## Text excerpt
Reverse Transcription-PCR Assays for Detection of Bovine Enteric Caliciviruses (BEC) and Analysis of the Genetic Relationships among BEC and Human Caliciviruses

J. R. Smiley, A. E. Hoet, M. Tråvén, H. Tsunemitsu, and L. J. Saif^*

Food Animal Health Research Program, Department of Veterinary Preventive Medicine, Ohio Agricultural Research and Development Center, The Ohio State University, Wooster, Ohio 44691-4096

Received 3 October 2002/ Returned for modification 12 January 2003/ Accepted 9 February 2003

Two genetically distinct bovine enteric caliciviruses (BECs) have been identified: the norovirus (NLV) Jena and Newbury Agent-2 (NA-2) BECs, which are genetically related to human noroviruses, and the Nebraska (NB) BECs, which is related to sapoviruses and lagoviruses but may also represent a new calicivirus genus. The prevalence of these two BEC genotypes in cattle is unknown. Although reverse transcription-PCR (RT-PCR) primers for human NLV recognize NLV-BECs, the genetic relationships between NLV from humans and the NLV-BECs commonly circulating in cattle is undefined. In the present study, veal calf fecal samples were assayed for enteric caliciviruses by using six RT-PCR primer sets designed for the detection of human NLVs or BECs. Caliciviruses genetically related to the NLV-BEC Jena and NA-2 strains or to the recently characterized NB BEC strain were identified in three of four and four of four sampled veal herds, respectively. Extended 3'-terminal genome sequences of two NLV-BECs, designated CV95-OH and CV186-OH, encoding the RNA-dependent RNA polymerase (RdRp; open reading frame 1 [ORF-1]), VP1 (ORF-2), and VP2 (ORF-3) genes were determined. Phylogenetic and sequence identity analyses of each genome region demonstrated these viruses to be most closely related to the NLV-BEC Jena and NA-2 strains. In initial testing, the human P289-P290 (P289/290) primer set was found to be the most sensitive for calicivirus detection. However, its failure to identify all positive fecal pools (as determined by other assays) led us to design two new primer sets, CBECU-F/R and NBU-F/R, for the sensitive and specific detection of NLV-BEC (NLV-BEC Jena and NA-2) and BEC-NB-like viruses, respectively. The RT-PCR assays with the new primers were compared against other primer sets, including P289/290. Composite results of the tests completed by using the new assays identified 72% (54 of 75) of veal calf fecal samples as positive, with 21 of 21 sequenced reaction products specific for the target RdRp gene. The same design strategy used for the new BEC assays may also be applicable to the design of similar assays for the detection of human caliciviruses (HuCVs). Our data support the genetic relationship between NLV-BECs and NLV-HuCVs but with the NLV-BECs comprising two clusters within a third NLV genogroup.

## Stored data

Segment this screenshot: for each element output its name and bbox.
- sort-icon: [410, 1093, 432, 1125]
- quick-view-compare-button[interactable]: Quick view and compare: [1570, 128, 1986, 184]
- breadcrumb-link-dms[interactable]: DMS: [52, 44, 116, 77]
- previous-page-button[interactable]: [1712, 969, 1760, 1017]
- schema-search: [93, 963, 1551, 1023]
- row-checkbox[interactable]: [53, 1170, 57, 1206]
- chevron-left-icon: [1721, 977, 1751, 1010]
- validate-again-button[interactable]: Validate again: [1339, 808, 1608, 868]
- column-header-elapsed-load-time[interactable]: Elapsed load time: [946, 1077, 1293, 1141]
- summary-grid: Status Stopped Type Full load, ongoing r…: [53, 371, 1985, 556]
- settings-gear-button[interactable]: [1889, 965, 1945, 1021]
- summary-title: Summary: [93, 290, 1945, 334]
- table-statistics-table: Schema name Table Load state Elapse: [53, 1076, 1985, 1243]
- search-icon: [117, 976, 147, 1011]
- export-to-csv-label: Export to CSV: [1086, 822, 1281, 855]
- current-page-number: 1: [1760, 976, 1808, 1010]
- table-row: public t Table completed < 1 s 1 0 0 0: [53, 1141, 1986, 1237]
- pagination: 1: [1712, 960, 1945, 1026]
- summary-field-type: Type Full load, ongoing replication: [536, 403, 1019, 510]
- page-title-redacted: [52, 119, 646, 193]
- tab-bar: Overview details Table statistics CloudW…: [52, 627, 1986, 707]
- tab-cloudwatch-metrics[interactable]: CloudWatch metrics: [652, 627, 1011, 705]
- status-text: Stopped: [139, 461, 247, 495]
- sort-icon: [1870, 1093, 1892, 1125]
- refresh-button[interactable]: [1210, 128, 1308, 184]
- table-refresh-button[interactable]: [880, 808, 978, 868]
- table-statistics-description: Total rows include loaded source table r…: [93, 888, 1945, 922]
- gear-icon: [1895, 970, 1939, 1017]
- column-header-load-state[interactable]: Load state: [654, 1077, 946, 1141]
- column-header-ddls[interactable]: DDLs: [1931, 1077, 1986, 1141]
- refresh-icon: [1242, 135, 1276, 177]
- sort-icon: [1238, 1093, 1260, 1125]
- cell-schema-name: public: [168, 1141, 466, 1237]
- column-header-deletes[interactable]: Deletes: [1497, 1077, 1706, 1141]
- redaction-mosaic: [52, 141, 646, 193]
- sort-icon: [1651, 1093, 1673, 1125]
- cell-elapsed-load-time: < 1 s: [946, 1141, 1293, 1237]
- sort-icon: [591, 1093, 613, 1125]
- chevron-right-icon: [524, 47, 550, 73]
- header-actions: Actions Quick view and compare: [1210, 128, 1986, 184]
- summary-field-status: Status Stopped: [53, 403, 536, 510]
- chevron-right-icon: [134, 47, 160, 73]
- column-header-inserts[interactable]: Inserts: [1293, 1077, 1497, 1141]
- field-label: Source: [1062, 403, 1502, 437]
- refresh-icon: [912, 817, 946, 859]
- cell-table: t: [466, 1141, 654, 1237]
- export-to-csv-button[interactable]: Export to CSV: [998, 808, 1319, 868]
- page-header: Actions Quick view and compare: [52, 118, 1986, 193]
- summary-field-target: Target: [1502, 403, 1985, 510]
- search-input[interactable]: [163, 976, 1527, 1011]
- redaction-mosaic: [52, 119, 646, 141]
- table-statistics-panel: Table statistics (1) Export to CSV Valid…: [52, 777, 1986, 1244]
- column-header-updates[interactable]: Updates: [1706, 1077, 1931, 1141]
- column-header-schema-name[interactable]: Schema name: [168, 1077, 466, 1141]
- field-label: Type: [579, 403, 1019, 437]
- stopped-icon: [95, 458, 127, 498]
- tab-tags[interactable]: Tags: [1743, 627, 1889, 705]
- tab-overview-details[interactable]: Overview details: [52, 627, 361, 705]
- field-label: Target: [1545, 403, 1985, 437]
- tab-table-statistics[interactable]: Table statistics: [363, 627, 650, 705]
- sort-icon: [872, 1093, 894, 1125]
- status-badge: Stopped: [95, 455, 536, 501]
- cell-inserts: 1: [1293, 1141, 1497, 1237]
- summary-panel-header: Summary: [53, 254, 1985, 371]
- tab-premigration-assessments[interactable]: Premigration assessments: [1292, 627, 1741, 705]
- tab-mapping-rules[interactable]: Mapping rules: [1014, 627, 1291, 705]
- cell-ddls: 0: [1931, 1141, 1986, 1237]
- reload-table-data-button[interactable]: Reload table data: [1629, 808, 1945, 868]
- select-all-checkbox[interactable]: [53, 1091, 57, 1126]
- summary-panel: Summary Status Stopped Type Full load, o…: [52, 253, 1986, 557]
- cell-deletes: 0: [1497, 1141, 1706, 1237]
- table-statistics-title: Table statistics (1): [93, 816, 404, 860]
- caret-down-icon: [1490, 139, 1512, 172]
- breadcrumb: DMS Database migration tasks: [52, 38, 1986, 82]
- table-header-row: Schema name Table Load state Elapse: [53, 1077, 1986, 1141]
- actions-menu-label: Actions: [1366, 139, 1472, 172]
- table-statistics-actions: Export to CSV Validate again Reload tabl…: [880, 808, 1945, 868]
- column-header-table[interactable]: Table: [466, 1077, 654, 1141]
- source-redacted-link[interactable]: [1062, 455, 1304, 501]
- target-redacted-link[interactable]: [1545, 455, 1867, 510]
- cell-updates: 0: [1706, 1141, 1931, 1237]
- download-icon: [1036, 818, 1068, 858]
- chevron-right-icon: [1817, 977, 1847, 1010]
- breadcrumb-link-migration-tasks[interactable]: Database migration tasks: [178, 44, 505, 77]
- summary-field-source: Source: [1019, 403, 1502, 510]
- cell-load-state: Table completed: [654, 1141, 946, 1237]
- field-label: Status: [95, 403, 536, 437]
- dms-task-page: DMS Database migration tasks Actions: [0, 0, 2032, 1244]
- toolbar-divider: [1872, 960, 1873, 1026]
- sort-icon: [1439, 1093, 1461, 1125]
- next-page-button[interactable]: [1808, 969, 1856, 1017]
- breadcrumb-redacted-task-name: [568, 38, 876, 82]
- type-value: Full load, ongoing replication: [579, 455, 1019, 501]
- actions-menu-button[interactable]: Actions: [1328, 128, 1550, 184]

## Instructions to follow
Pick up the text about bovine enteric caliciviruses where it stops and keep writing it. The rows stand apart from the text about bovine enteric caliciviruses and are not part of it.

## Result of the exercise
Present address: Universidad del Zulia, Facultad de Ciencias Veterinarias, Dept. Enfermedades Infecciosas, Maracaibo, Venezuela.

Present address: Department of Ruminant Medicine and Veterinary Epidemiology, Swedish University of Agricultural Sciences, SE-750 07 Uppsala, Sweden.

Present address: Shichinohe Research Unit, National Institute of Animal Health, Uminal 31, Shichinohe, Aomori 0392586, Japan.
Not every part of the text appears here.